Goal>
Your task is to give the listing below back word for word, pictures excluded.

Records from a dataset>
========

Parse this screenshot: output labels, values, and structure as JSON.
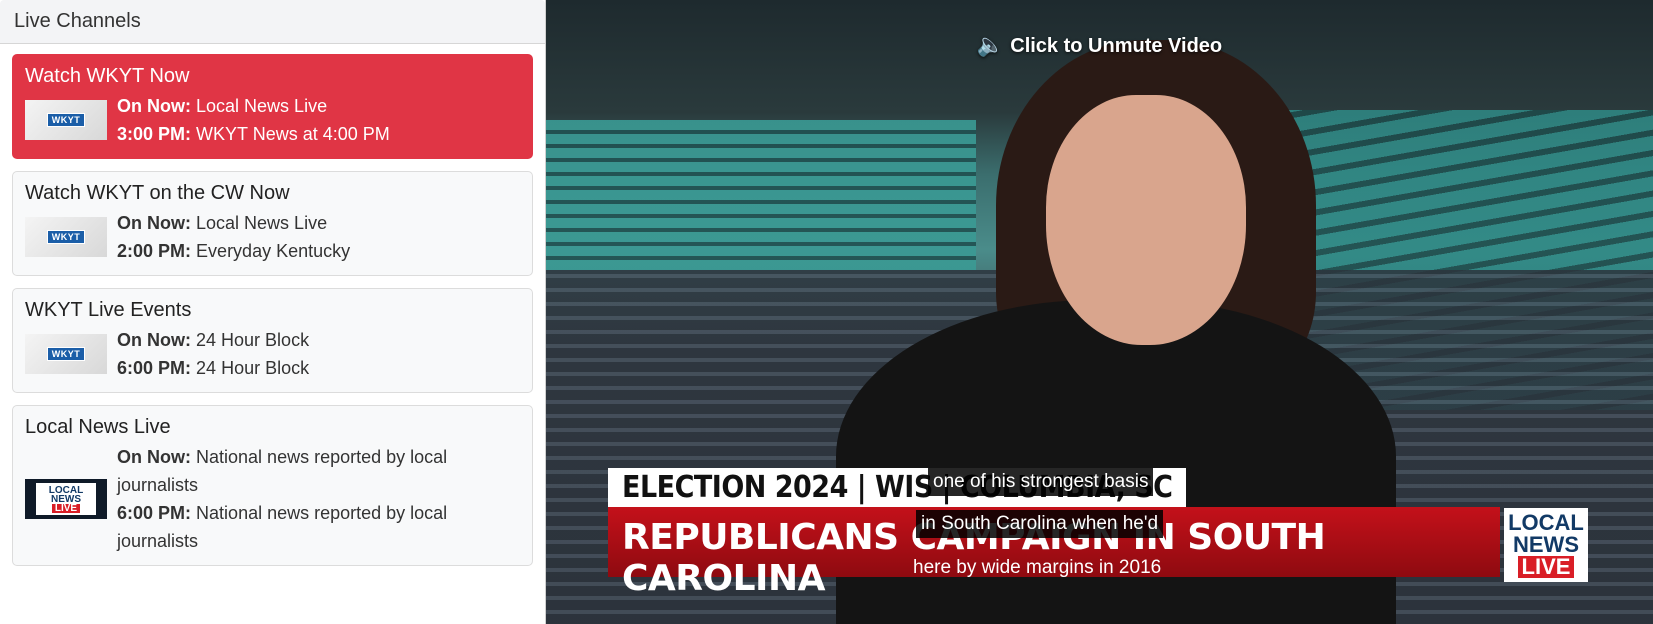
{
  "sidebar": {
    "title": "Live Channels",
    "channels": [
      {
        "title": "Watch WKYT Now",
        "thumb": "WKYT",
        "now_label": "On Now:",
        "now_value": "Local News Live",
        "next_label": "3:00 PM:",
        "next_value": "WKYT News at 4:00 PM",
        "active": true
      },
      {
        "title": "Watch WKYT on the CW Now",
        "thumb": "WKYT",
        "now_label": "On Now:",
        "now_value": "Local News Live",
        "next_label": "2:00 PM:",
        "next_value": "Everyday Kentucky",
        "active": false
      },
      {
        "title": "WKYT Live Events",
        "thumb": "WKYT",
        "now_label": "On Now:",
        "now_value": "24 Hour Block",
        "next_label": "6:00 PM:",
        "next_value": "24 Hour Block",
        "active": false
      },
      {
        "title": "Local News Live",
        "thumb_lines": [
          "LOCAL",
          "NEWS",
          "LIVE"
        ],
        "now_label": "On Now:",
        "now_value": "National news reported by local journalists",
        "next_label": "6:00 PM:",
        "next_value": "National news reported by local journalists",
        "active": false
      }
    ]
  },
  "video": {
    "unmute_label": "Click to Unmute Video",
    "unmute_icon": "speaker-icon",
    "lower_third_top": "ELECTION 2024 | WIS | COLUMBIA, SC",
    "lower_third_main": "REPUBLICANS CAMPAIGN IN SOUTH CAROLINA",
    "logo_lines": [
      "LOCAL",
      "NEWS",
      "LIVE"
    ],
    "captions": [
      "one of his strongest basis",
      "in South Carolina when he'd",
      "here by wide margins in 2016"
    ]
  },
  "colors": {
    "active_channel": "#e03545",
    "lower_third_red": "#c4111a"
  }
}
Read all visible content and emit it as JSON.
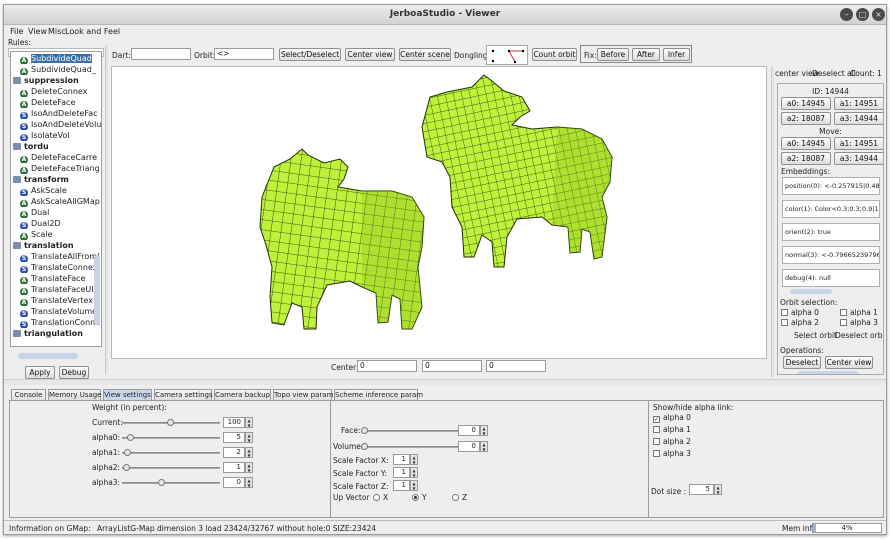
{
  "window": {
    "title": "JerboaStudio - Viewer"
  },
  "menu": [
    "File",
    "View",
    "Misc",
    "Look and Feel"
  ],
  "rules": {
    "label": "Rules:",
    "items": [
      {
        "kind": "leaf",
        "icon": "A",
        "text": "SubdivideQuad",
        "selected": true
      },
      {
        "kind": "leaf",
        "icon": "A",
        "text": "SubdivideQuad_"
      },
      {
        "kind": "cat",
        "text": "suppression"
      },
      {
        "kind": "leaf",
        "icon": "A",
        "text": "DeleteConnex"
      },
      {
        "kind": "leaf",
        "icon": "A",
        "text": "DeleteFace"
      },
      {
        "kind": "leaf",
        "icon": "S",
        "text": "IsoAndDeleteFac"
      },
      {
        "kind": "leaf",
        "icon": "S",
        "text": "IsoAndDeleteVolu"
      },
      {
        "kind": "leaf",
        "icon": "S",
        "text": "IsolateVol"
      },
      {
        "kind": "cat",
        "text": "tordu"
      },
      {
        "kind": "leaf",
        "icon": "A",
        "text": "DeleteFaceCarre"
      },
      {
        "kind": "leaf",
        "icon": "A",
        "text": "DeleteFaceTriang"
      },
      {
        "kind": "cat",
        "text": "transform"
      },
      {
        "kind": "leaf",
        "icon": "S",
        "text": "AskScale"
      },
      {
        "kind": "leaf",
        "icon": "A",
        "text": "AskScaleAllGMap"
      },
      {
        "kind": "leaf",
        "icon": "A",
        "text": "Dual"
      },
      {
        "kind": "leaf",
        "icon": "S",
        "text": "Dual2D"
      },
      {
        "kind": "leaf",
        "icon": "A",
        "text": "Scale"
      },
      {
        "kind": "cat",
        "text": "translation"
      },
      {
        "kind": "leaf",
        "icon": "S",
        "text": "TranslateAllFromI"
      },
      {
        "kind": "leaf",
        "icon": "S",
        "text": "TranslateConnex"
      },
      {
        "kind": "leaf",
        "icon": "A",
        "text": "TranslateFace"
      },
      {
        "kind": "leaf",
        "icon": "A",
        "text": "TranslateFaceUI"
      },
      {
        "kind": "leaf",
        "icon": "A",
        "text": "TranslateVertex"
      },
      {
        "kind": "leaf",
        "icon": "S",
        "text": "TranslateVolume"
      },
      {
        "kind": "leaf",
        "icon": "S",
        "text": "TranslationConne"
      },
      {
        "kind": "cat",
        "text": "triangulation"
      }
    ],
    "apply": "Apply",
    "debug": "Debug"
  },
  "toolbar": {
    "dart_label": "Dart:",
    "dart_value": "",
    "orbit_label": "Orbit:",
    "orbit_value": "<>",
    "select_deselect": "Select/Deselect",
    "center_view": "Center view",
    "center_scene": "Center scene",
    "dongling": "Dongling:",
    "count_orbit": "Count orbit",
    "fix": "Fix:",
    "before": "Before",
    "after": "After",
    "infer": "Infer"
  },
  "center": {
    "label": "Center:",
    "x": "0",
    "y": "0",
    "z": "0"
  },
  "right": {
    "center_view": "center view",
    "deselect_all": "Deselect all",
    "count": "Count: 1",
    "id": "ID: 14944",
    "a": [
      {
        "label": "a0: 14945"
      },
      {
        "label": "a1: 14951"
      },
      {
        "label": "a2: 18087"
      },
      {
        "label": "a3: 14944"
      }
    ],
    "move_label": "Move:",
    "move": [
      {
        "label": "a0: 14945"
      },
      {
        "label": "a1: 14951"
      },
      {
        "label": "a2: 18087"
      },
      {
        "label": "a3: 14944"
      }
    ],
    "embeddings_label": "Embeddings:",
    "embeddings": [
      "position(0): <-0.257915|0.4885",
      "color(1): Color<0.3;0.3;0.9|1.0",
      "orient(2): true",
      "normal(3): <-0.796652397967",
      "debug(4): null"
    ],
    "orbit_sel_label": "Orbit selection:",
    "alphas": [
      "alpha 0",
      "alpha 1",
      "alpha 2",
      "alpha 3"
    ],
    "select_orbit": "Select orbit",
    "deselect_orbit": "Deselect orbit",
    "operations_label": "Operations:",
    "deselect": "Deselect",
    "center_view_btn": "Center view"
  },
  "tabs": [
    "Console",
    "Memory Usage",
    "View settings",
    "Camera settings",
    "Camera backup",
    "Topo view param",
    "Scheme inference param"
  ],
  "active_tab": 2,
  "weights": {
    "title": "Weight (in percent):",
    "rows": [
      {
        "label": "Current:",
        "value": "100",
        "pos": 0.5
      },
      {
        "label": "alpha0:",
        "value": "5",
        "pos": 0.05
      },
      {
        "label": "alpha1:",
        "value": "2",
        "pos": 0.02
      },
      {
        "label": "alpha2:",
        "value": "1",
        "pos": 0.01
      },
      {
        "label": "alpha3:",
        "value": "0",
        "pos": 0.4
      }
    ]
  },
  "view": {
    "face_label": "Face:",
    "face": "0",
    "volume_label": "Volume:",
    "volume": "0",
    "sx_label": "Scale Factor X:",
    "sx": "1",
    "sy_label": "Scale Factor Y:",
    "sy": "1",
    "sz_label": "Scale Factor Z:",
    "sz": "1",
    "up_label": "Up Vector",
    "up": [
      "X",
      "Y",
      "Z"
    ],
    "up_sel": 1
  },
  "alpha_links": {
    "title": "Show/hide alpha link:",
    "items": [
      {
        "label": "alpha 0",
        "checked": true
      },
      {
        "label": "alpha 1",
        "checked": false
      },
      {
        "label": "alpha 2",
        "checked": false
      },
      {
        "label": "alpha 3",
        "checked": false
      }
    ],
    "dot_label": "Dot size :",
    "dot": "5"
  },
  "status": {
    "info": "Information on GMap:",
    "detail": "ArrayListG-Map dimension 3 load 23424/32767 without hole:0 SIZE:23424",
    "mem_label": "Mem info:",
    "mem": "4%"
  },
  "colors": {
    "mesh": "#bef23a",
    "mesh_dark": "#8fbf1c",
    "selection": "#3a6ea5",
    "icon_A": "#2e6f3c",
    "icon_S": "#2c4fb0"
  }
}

========

Correct response>
Parse this screenshot: output labels, values, and structure as JSON.
{
  "sidebar": {
    "title": "Live Channels",
    "channels": [
      {
        "title": "Watch WKYT Now",
        "thumb": "WKYT",
        "now_label": "On Now:",
        "now_value": "Local News Live",
        "next_label": "3:00 PM:",
        "next_value": "WKYT News at 4:00 PM",
        "active": true
      },
      {
        "title": "Watch WKYT on the CW Now",
        "thumb": "WKYT",
        "now_label": "On Now:",
        "now_value": "Local News Live",
        "next_label": "2:00 PM:",
        "next_value": "Everyday Kentucky",
        "active": false
      },
      {
        "title": "WKYT Live Events",
        "thumb": "WKYT",
        "now_label": "On Now:",
        "now_value": "24 Hour Block",
        "next_label": "6:00 PM:",
        "next_value": "24 Hour Block",
        "active": false
      },
      {
        "title": "Local News Live",
        "thumb_lines": [
          "LOCAL",
          "NEWS",
          "LIVE"
        ],
        "now_label": "On Now:",
        "now_value": "National news reported by local journalists",
        "next_label": "6:00 PM:",
        "next_value": "National news reported by local journalists",
        "active": false
      }
    ]
  },
  "video": {
    "unmute_label": "Click to Unmute Video",
    "unmute_icon": "speaker-icon",
    "lower_third_top": "ELECTION 2024 | WIS | COLUMBIA, SC",
    "lower_third_main": "REPUBLICANS CAMPAIGN IN SOUTH CAROLINA",
    "logo_lines": [
      "LOCAL",
      "NEWS",
      "LIVE"
    ],
    "captions": [
      "one of his strongest basis",
      "in South Carolina when he'd",
      "here by wide margins in 2016"
    ]
  },
  "colors": {
    "active_channel": "#e03545",
    "lower_third_red": "#c4111a"
  }
}
Read all visible content and emit it as JSON.
{
  "window": {
    "title": "JerboaStudio - Viewer"
  },
  "menu": [
    "File",
    "View",
    "Misc",
    "Look and Feel"
  ],
  "rules": {
    "label": "Rules:",
    "items": [
      {
        "kind": "leaf",
        "icon": "A",
        "text": "SubdivideQuad",
        "selected": true
      },
      {
        "kind": "leaf",
        "icon": "A",
        "text": "SubdivideQuad_"
      },
      {
        "kind": "cat",
        "text": "suppression"
      },
      {
        "kind": "leaf",
        "icon": "A",
        "text": "DeleteConnex"
      },
      {
        "kind": "leaf",
        "icon": "A",
        "text": "DeleteFace"
      },
      {
        "kind": "leaf",
        "icon": "S",
        "text": "IsoAndDeleteFac"
      },
      {
        "kind": "leaf",
        "icon": "S",
        "text": "IsoAndDeleteVolu"
      },
      {
        "kind": "leaf",
        "icon": "S",
        "text": "IsolateVol"
      },
      {
        "kind": "cat",
        "text": "tordu"
      },
      {
        "kind": "leaf",
        "icon": "A",
        "text": "DeleteFaceCarre"
      },
      {
        "kind": "leaf",
        "icon": "A",
        "text": "DeleteFaceTriang"
      },
      {
        "kind": "cat",
        "text": "transform"
      },
      {
        "kind": "leaf",
        "icon": "S",
        "text": "AskScale"
      },
      {
        "kind": "leaf",
        "icon": "A",
        "text": "AskScaleAllGMap"
      },
      {
        "kind": "leaf",
        "icon": "A",
        "text": "Dual"
      },
      {
        "kind": "leaf",
        "icon": "S",
        "text": "Dual2D"
      },
      {
        "kind": "leaf",
        "icon": "A",
        "text": "Scale"
      },
      {
        "kind": "cat",
        "text": "translation"
      },
      {
        "kind": "leaf",
        "icon": "S",
        "text": "TranslateAllFromI"
      },
      {
        "kind": "leaf",
        "icon": "S",
        "text": "TranslateConnex"
      },
      {
        "kind": "leaf",
        "icon": "A",
        "text": "TranslateFace"
      },
      {
        "kind": "leaf",
        "icon": "A",
        "text": "TranslateFaceUI"
      },
      {
        "kind": "leaf",
        "icon": "A",
        "text": "TranslateVertex"
      },
      {
        "kind": "leaf",
        "icon": "S",
        "text": "TranslateVolume"
      },
      {
        "kind": "leaf",
        "icon": "S",
        "text": "TranslationConne"
      },
      {
        "kind": "cat",
        "text": "triangulation"
      }
    ],
    "apply": "Apply",
    "debug": "Debug"
  },
  "toolbar": {
    "dart_label": "Dart:",
    "dart_value": "",
    "orbit_label": "Orbit:",
    "orbit_value": "<>",
    "select_deselect": "Select/Deselect",
    "center_view": "Center view",
    "center_scene": "Center scene",
    "dongling": "Dongling:",
    "count_orbit": "Count orbit",
    "fix": "Fix:",
    "before": "Before",
    "after": "After",
    "infer": "Infer"
  },
  "center": {
    "label": "Center:",
    "x": "0",
    "y": "0",
    "z": "0"
  },
  "right": {
    "center_view": "center view",
    "deselect_all": "Deselect all",
    "count": "Count: 1",
    "id": "ID: 14944",
    "a": [
      {
        "label": "a0: 14945"
      },
      {
        "label": "a1: 14951"
      },
      {
        "label": "a2: 18087"
      },
      {
        "label": "a3: 14944"
      }
    ],
    "move_label": "Move:",
    "move": [
      {
        "label": "a0: 14945"
      },
      {
        "label": "a1: 14951"
      },
      {
        "label": "a2: 18087"
      },
      {
        "label": "a3: 14944"
      }
    ],
    "embeddings_label": "Embeddings:",
    "embeddings": [
      "position(0): <-0.257915|0.4885",
      "color(1): Color<0.3;0.3;0.9|1.0",
      "orient(2): true",
      "normal(3): <-0.796652397967",
      "debug(4): null"
    ],
    "orbit_sel_label": "Orbit selection:",
    "alphas": [
      "alpha 0",
      "alpha 1",
      "alpha 2",
      "alpha 3"
    ],
    "select_orbit": "Select orbit",
    "deselect_orbit": "Deselect orbit",
    "operations_label": "Operations:",
    "deselect": "Deselect",
    "center_view_btn": "Center view"
  },
  "tabs": [
    "Console",
    "Memory Usage",
    "View settings",
    "Camera settings",
    "Camera backup",
    "Topo view param",
    "Scheme inference param"
  ],
  "active_tab": 2,
  "weights": {
    "title": "Weight (in percent):",
    "rows": [
      {
        "label": "Current:",
        "value": "100",
        "pos": 0.5
      },
      {
        "label": "alpha0:",
        "value": "5",
        "pos": 0.05
      },
      {
        "label": "alpha1:",
        "value": "2",
        "pos": 0.02
      },
      {
        "label": "alpha2:",
        "value": "1",
        "pos": 0.01
      },
      {
        "label": "alpha3:",
        "value": "0",
        "pos": 0.4
      }
    ]
  },
  "view": {
    "face_label": "Face:",
    "face": "0",
    "volume_label": "Volume:",
    "volume": "0",
    "sx_label": "Scale Factor X:",
    "sx": "1",
    "sy_label": "Scale Factor Y:",
    "sy": "1",
    "sz_label": "Scale Factor Z:",
    "sz": "1",
    "up_label": "Up Vector",
    "up": [
      "X",
      "Y",
      "Z"
    ],
    "up_sel": 1
  },
  "alpha_links": {
    "title": "Show/hide alpha link:",
    "items": [
      {
        "label": "alpha 0",
        "checked": true
      },
      {
        "label": "alpha 1",
        "checked": false
      },
      {
        "label": "alpha 2",
        "checked": false
      },
      {
        "label": "alpha 3",
        "checked": false
      }
    ],
    "dot_label": "Dot size :",
    "dot": "5"
  },
  "status": {
    "info": "Information on GMap:",
    "detail": "ArrayListG-Map dimension 3 load 23424/32767 without hole:0 SIZE:23424",
    "mem_label": "Mem info:",
    "mem": "4%"
  },
  "colors": {
    "mesh": "#bef23a",
    "mesh_dark": "#8fbf1c",
    "selection": "#3a6ea5",
    "icon_A": "#2e6f3c",
    "icon_S": "#2c4fb0"
  }
}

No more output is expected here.